Copy the stretch from the line containing "FancyBboxPatch shape — [0, 267, 90, 351]" through the line containing "Polygon shape — [403, 221, 432, 302]", changing "shape" to "object" and leaving everything else as it is.

(Element location listings)
↓
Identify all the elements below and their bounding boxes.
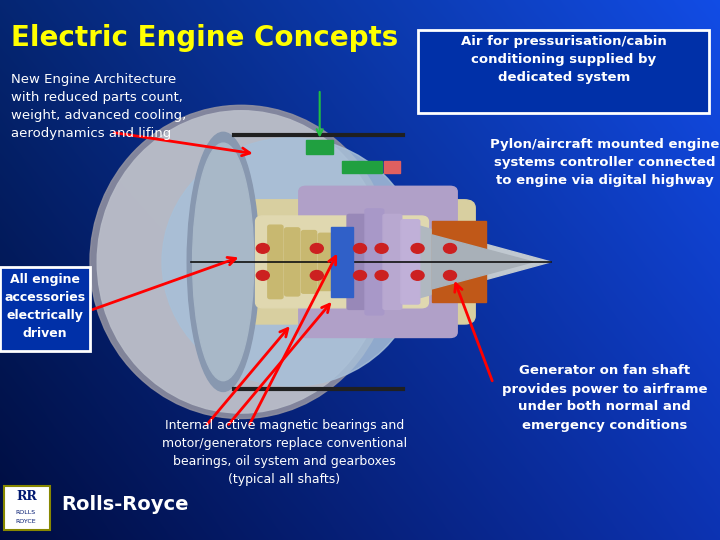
FancyBboxPatch shape — [0, 267, 90, 351]
FancyBboxPatch shape — [318, 233, 333, 291]
Text: All engine
accessories
electrically
driven: All engine accessories electrically driv… — [4, 273, 85, 340]
Polygon shape — [403, 221, 432, 302]
Ellipse shape — [162, 138, 421, 386]
Text: ROLLS: ROLLS — [16, 510, 36, 515]
Bar — [384, 161, 400, 173]
FancyBboxPatch shape — [284, 228, 300, 296]
Circle shape — [444, 244, 456, 253]
Ellipse shape — [97, 111, 385, 413]
Bar — [331, 227, 353, 297]
Text: Air for pressurisation/cabin
conditioning supplied by
dedicated system: Air for pressurisation/cabin conditionin… — [461, 35, 667, 84]
FancyBboxPatch shape — [302, 231, 317, 293]
Text: New Engine Architecture
with reduced parts count,
weight, advanced cooling,
aero: New Engine Architecture with reduced par… — [11, 73, 186, 140]
FancyBboxPatch shape — [365, 209, 384, 315]
Circle shape — [354, 271, 366, 280]
Ellipse shape — [90, 105, 392, 419]
Circle shape — [411, 244, 424, 253]
Text: Electric Engine Concepts: Electric Engine Concepts — [11, 24, 398, 52]
Circle shape — [411, 271, 424, 280]
Text: Rolls-Royce: Rolls-Royce — [61, 495, 189, 515]
Bar — [432, 221, 486, 302]
FancyBboxPatch shape — [347, 214, 366, 309]
FancyBboxPatch shape — [401, 220, 420, 304]
FancyBboxPatch shape — [299, 262, 457, 338]
Polygon shape — [432, 230, 551, 294]
Circle shape — [375, 271, 388, 280]
Bar — [306, 140, 333, 154]
Text: RR: RR — [17, 490, 37, 503]
Circle shape — [354, 244, 366, 253]
Text: Generator on fan shaft
provides power to airframe
under both normal and
emergenc: Generator on fan shaft provides power to… — [502, 364, 708, 431]
Circle shape — [375, 244, 388, 253]
FancyBboxPatch shape — [268, 225, 283, 299]
Ellipse shape — [193, 143, 253, 381]
Bar — [342, 161, 382, 173]
Circle shape — [310, 271, 323, 280]
FancyBboxPatch shape — [418, 30, 709, 113]
Polygon shape — [432, 235, 533, 289]
Circle shape — [256, 271, 269, 280]
Text: Internal active magnetic bearings and
motor/generators replace conventional
bear: Internal active magnetic bearings and mo… — [162, 418, 407, 485]
Ellipse shape — [187, 132, 259, 392]
Circle shape — [444, 271, 456, 280]
Circle shape — [256, 244, 269, 253]
FancyBboxPatch shape — [299, 186, 457, 262]
Text: ROYCE: ROYCE — [16, 519, 37, 524]
Text: Pylon/aircraft mounted engine
systems controller connected
to engine via digital: Pylon/aircraft mounted engine systems co… — [490, 138, 719, 187]
FancyBboxPatch shape — [383, 214, 402, 309]
Circle shape — [310, 244, 323, 253]
FancyBboxPatch shape — [238, 200, 475, 324]
FancyBboxPatch shape — [4, 486, 50, 530]
FancyBboxPatch shape — [256, 216, 428, 308]
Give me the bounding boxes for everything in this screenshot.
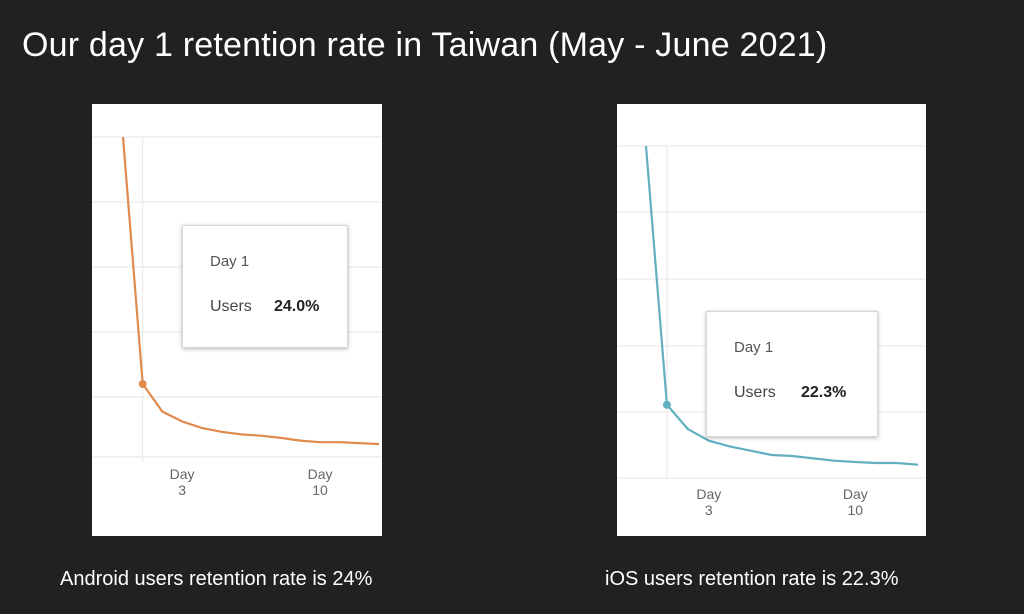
android-tick-label: Day 3 [170,466,195,498]
ios-tick-label: Day 3 [696,486,721,518]
ios-tooltip-value: 22.3% [801,384,847,401]
android-tick-label: Day 10 [308,466,333,498]
ios-chart-svg: Day 3 Day 10 [617,145,926,518]
ios-tick-label: Day 10 [843,486,868,518]
ios-retention-chart: Day 3 Day 10 Day 1 Users 22.3% [617,104,926,536]
ios-series-line [644,145,919,466]
slide-title: Our day 1 retention rate in Taiwan (May … [22,26,828,64]
ios-tooltip: Day 1 Users 22.3% [706,311,878,437]
ios-caption: iOS users retention rate is 22.3% [605,568,899,590]
android-tooltip-series: Users [210,298,252,315]
android-highlight-point [138,380,147,388]
ios-highlight-point [662,400,671,409]
android-tooltip-value: 24.0% [274,298,320,315]
android-series-line [121,136,380,446]
android-caption: Android users retention rate is 24% [60,568,373,590]
android-retention-chart: Day 3 Day 10 Day 1 Users 24.0% [92,104,382,536]
android-tooltip-day: Day 1 [210,253,250,270]
android-tooltip: Day 1 Users 24.0% [182,225,348,348]
android-chart-svg: Day 3 Day 10 [92,136,382,498]
ios-tooltip-day: Day 1 [734,339,774,356]
ios-tooltip-series: Users [734,384,776,401]
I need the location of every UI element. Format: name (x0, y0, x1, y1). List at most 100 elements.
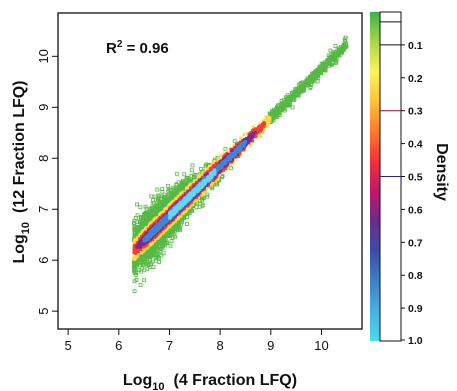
↑
Written solution
FancyBboxPatch object — [0, 267, 90, 351]
FancyBboxPatch object — [318, 233, 333, 291]
Text: All engine
accessories
electrically
driven: All engine accessories electrically driv… — [4, 273, 85, 340]
Polygon object — [403, 221, 432, 302]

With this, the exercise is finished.